Reproduce each line of the material exactly, minus any picture.

INFORMATION PROVIDED:
+===+

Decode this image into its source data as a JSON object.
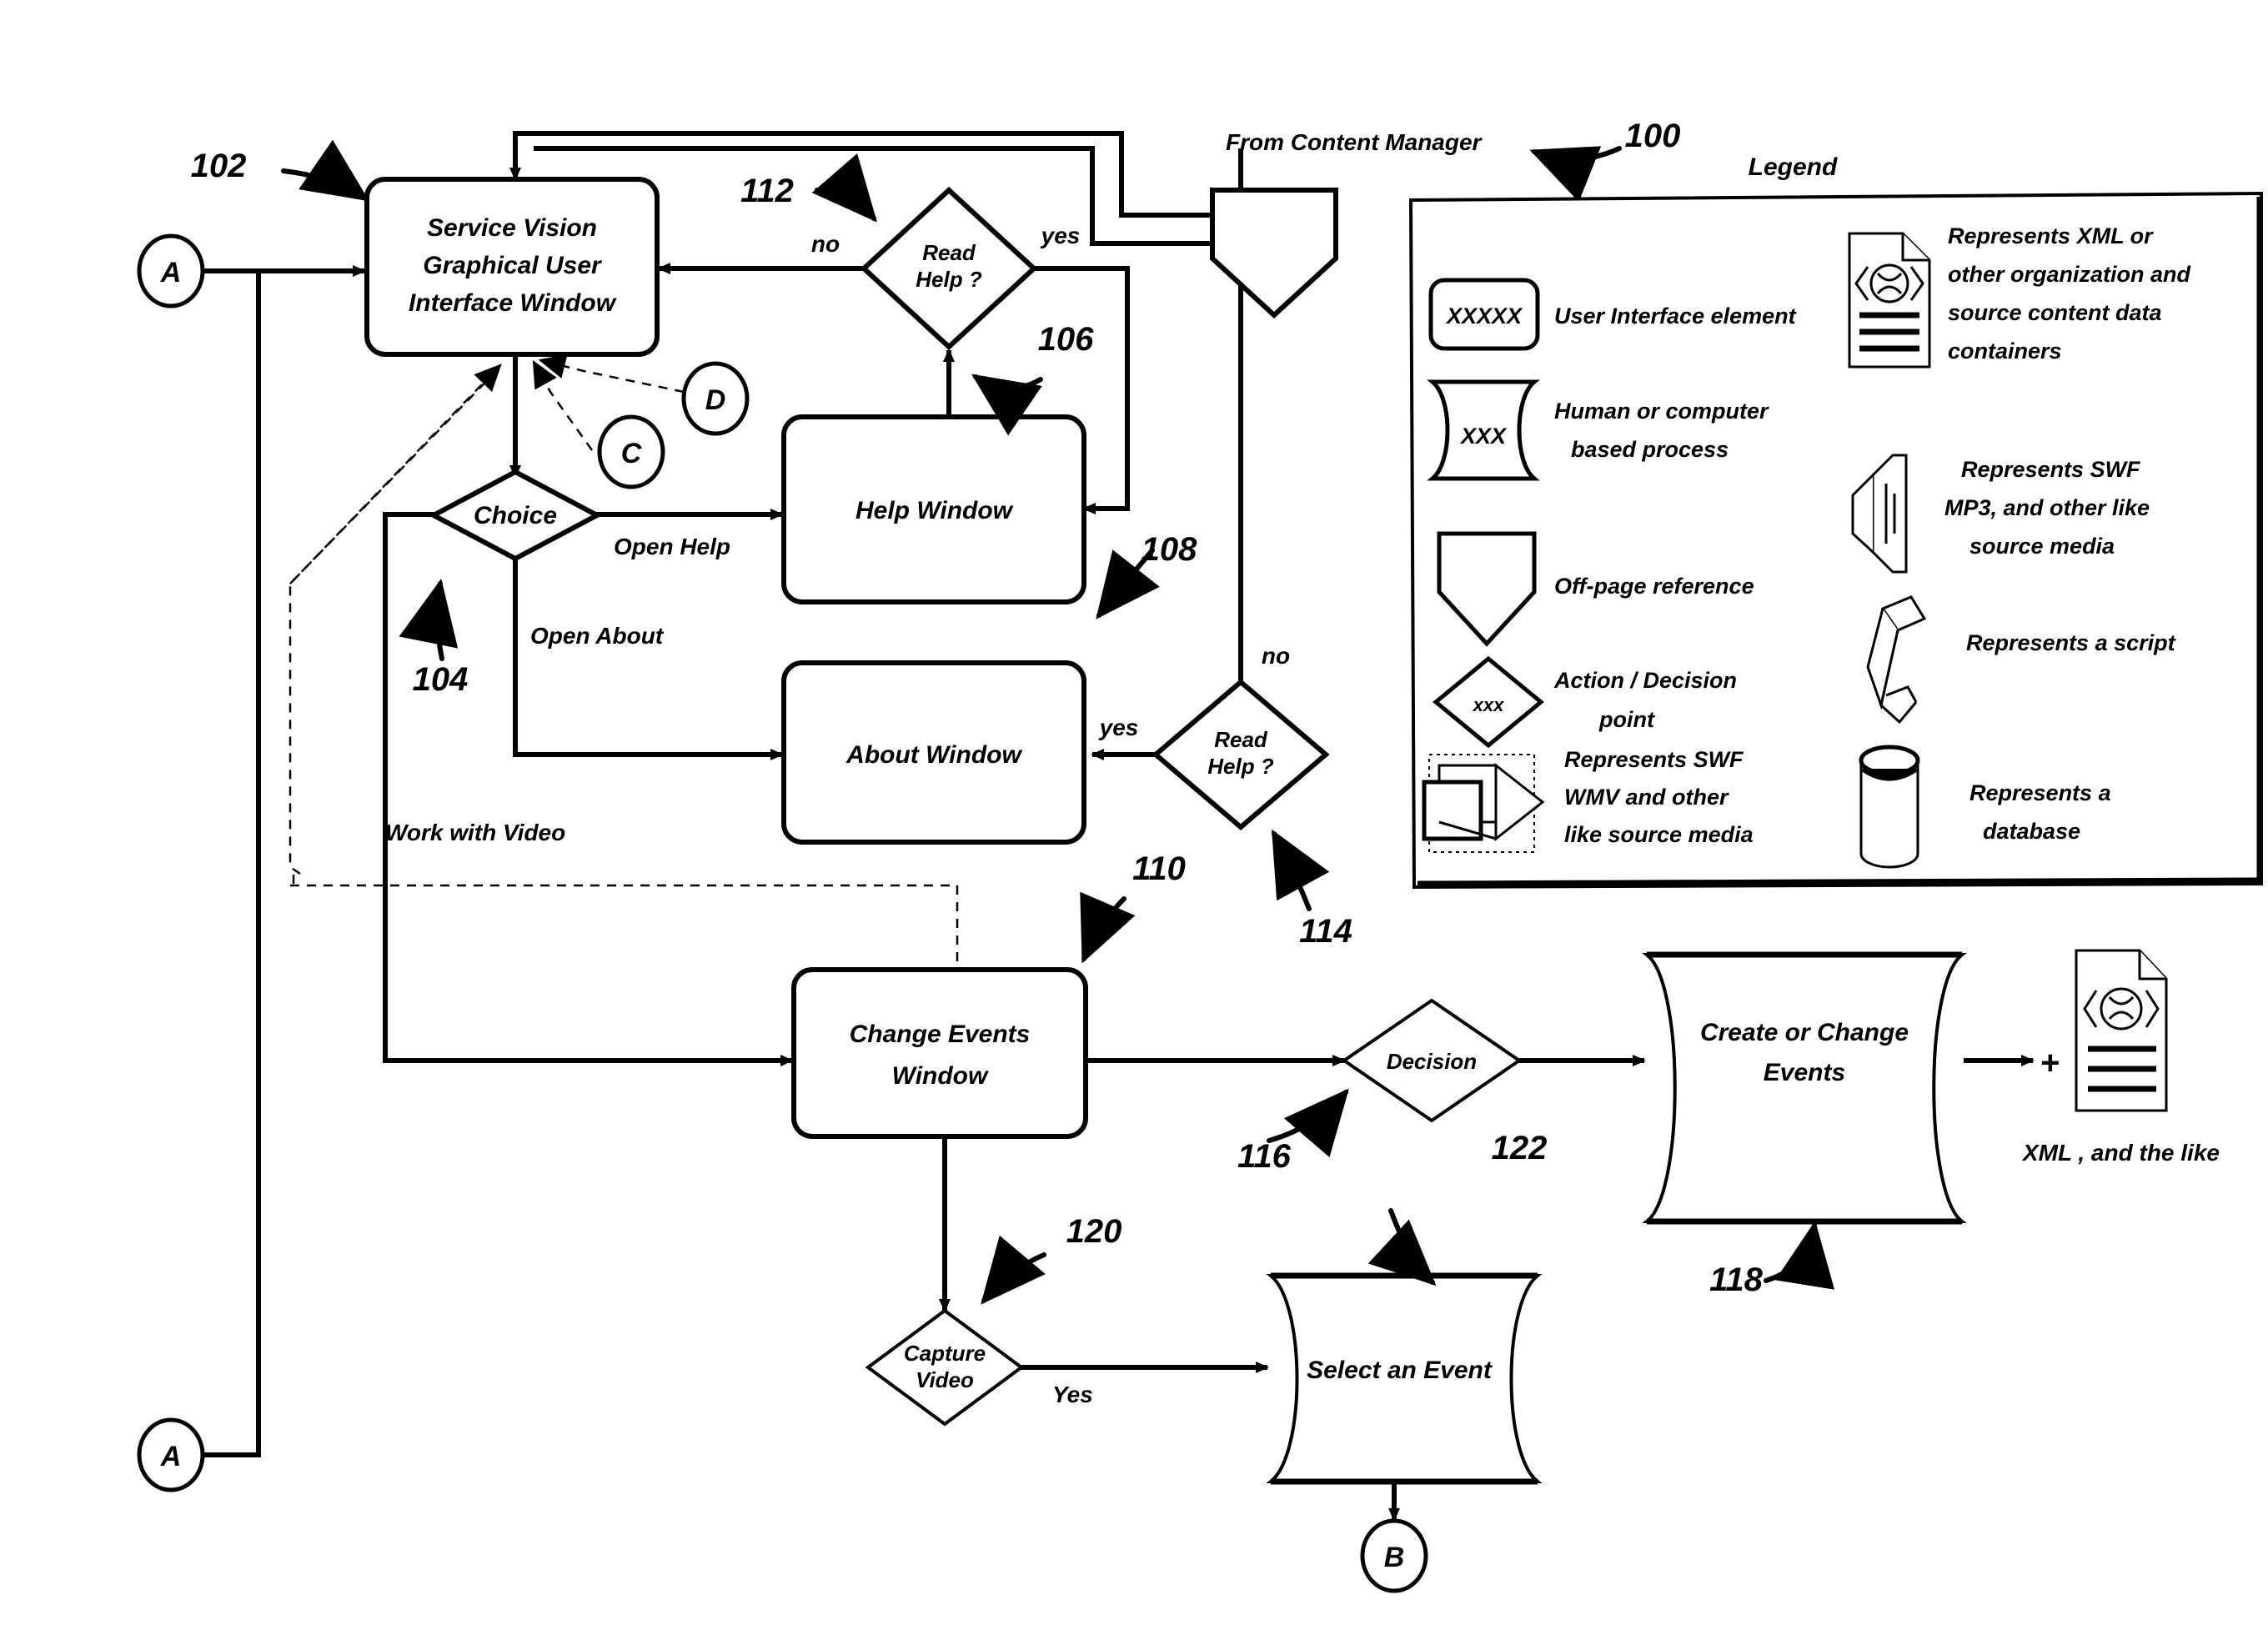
{
  "figure": {
    "reference_numeral": "100",
    "source_label": "From Content Manager",
    "legend_title": "Legend"
  },
  "nodes": {
    "gui_window": "Service Vision\nGraphical User\nInterface Window",
    "gui_window_line1": "Service Vision",
    "gui_window_line2": "Graphical User",
    "gui_window_line3": "Interface Window",
    "choice": "Choice",
    "help_window": "Help Window",
    "about_window": "About Window",
    "read_help_top_line1": "Read",
    "read_help_top_line2": "Help ?",
    "read_help_bottom_line1": "Read",
    "read_help_bottom_line2": "Help ?",
    "change_events_line1": "Change Events",
    "change_events_line2": "Window",
    "decision": "Decision",
    "create_or_change_line1": "Create or Change",
    "create_or_change_line2": "Events",
    "capture_video_line1": "Capture",
    "capture_video_line2": "Video",
    "select_an_event": "Select an Event",
    "xml_output": "XML , and the like",
    "plus_sign": "+"
  },
  "edge_labels": {
    "open_help": "Open Help",
    "open_about": "Open About",
    "work_with_video": "Work with Video",
    "read_help_top_no": "no",
    "read_help_top_yes": "yes",
    "read_help_bottom_no": "no",
    "read_help_bottom_yes": "yes",
    "capture_video_yes": "Yes"
  },
  "connectors": {
    "a_top": "A",
    "a_bottom": "A",
    "b": "B",
    "c": "C",
    "d": "D"
  },
  "reference_numerals": {
    "gui_window": "102",
    "choice": "104",
    "help_window": "106",
    "read_help_top": "112",
    "about_window": "108",
    "read_help_bottom": "114",
    "change_events": "110",
    "decision": "116",
    "create_or_change": "118",
    "capture_video": "120",
    "select_event": "122",
    "figure": "100"
  },
  "legend": {
    "title": "Legend",
    "items": [
      {
        "id": "ui-element",
        "sample": "XXXXX",
        "label": "User Interface element",
        "shape": "rounded-rect"
      },
      {
        "id": "process",
        "sample": "XXX",
        "label": "Human or computer\nbased process",
        "label_line1": "Human or computer",
        "label_line2": "based process",
        "shape": "document"
      },
      {
        "id": "off-page-reference",
        "sample": "",
        "label": "Off-page reference",
        "shape": "pentagon-down"
      },
      {
        "id": "action-decision",
        "sample": "xxx",
        "label": "Action / Decision\npoint",
        "label_line1": "Action / Decision",
        "label_line2": "point",
        "shape": "diamond"
      },
      {
        "id": "swf-wmv-media",
        "sample": "",
        "label": "Represents SWF\nWMV and other\nlike source media",
        "label_line1": "Represents SWF",
        "label_line2": "WMV and other",
        "label_line3": "like source media",
        "shape": "video-clip"
      },
      {
        "id": "xml-container",
        "sample": "",
        "label": "Represents XML or\nother organization and\nsource content data\ncontainers",
        "label_line1": "Represents XML or",
        "label_line2": "other organization and",
        "label_line3": "source content data",
        "label_line4": "containers",
        "shape": "xml-document"
      },
      {
        "id": "swf-mp3-media",
        "sample": "",
        "label": "Represents SWF\nMP3, and other like\nsource media",
        "label_line1": "Represents SWF",
        "label_line2": "MP3, and other like",
        "label_line3": "source media",
        "shape": "speaker"
      },
      {
        "id": "script",
        "sample": "",
        "label": "Represents a script",
        "shape": "scroll"
      },
      {
        "id": "database",
        "sample": "",
        "label": "Represents a\ndatabase",
        "label_line1": "Represents a",
        "label_line2": "database",
        "shape": "cylinder"
      }
    ]
  },
  "colors": {
    "ink": "#000000",
    "paper": "#ffffff"
  }
}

+===+

ANSWER TO THE TASK:
Decode this image into its source data as a JSON object.
{
  "figure": {
    "reference_numeral": "100",
    "source_label": "From Content Manager",
    "legend_title": "Legend"
  },
  "nodes": {
    "gui_window": "Service Vision\nGraphical User\nInterface Window",
    "gui_window_line1": "Service Vision",
    "gui_window_line2": "Graphical User",
    "gui_window_line3": "Interface Window",
    "choice": "Choice",
    "help_window": "Help Window",
    "about_window": "About Window",
    "read_help_top_line1": "Read",
    "read_help_top_line2": "Help ?",
    "read_help_bottom_line1": "Read",
    "read_help_bottom_line2": "Help ?",
    "change_events_line1": "Change Events",
    "change_events_line2": "Window",
    "decision": "Decision",
    "create_or_change_line1": "Create or Change",
    "create_or_change_line2": "Events",
    "capture_video_line1": "Capture",
    "capture_video_line2": "Video",
    "select_an_event": "Select an Event",
    "xml_output": "XML , and the like",
    "plus_sign": "+"
  },
  "edge_labels": {
    "open_help": "Open Help",
    "open_about": "Open About",
    "work_with_video": "Work with Video",
    "read_help_top_no": "no",
    "read_help_top_yes": "yes",
    "read_help_bottom_no": "no",
    "read_help_bottom_yes": "yes",
    "capture_video_yes": "Yes"
  },
  "connectors": {
    "a_top": "A",
    "a_bottom": "A",
    "b": "B",
    "c": "C",
    "d": "D"
  },
  "reference_numerals": {
    "gui_window": "102",
    "choice": "104",
    "help_window": "106",
    "read_help_top": "112",
    "about_window": "108",
    "read_help_bottom": "114",
    "change_events": "110",
    "decision": "116",
    "create_or_change": "118",
    "capture_video": "120",
    "select_event": "122",
    "figure": "100"
  },
  "legend": {
    "title": "Legend",
    "items": [
      {
        "id": "ui-element",
        "sample": "XXXXX",
        "label": "User Interface element",
        "shape": "rounded-rect"
      },
      {
        "id": "process",
        "sample": "XXX",
        "label": "Human or computer\nbased process",
        "label_line1": "Human or computer",
        "label_line2": "based process",
        "shape": "document"
      },
      {
        "id": "off-page-reference",
        "sample": "",
        "label": "Off-page reference",
        "shape": "pentagon-down"
      },
      {
        "id": "action-decision",
        "sample": "xxx",
        "label": "Action / Decision\npoint",
        "label_line1": "Action / Decision",
        "label_line2": "point",
        "shape": "diamond"
      },
      {
        "id": "swf-wmv-media",
        "sample": "",
        "label": "Represents SWF\nWMV and other\nlike source media",
        "label_line1": "Represents SWF",
        "label_line2": "WMV and other",
        "label_line3": "like source media",
        "shape": "video-clip"
      },
      {
        "id": "xml-container",
        "sample": "",
        "label": "Represents XML or\nother organization and\nsource content data\ncontainers",
        "label_line1": "Represents XML or",
        "label_line2": "other organization and",
        "label_line3": "source content data",
        "label_line4": "containers",
        "shape": "xml-document"
      },
      {
        "id": "swf-mp3-media",
        "sample": "",
        "label": "Represents SWF\nMP3, and other like\nsource media",
        "label_line1": "Represents SWF",
        "label_line2": "MP3, and other like",
        "label_line3": "source media",
        "shape": "speaker"
      },
      {
        "id": "script",
        "sample": "",
        "label": "Represents a script",
        "shape": "scroll"
      },
      {
        "id": "database",
        "sample": "",
        "label": "Represents a\ndatabase",
        "label_line1": "Represents a",
        "label_line2": "database",
        "shape": "cylinder"
      }
    ]
  },
  "colors": {
    "ink": "#000000",
    "paper": "#ffffff"
  }
}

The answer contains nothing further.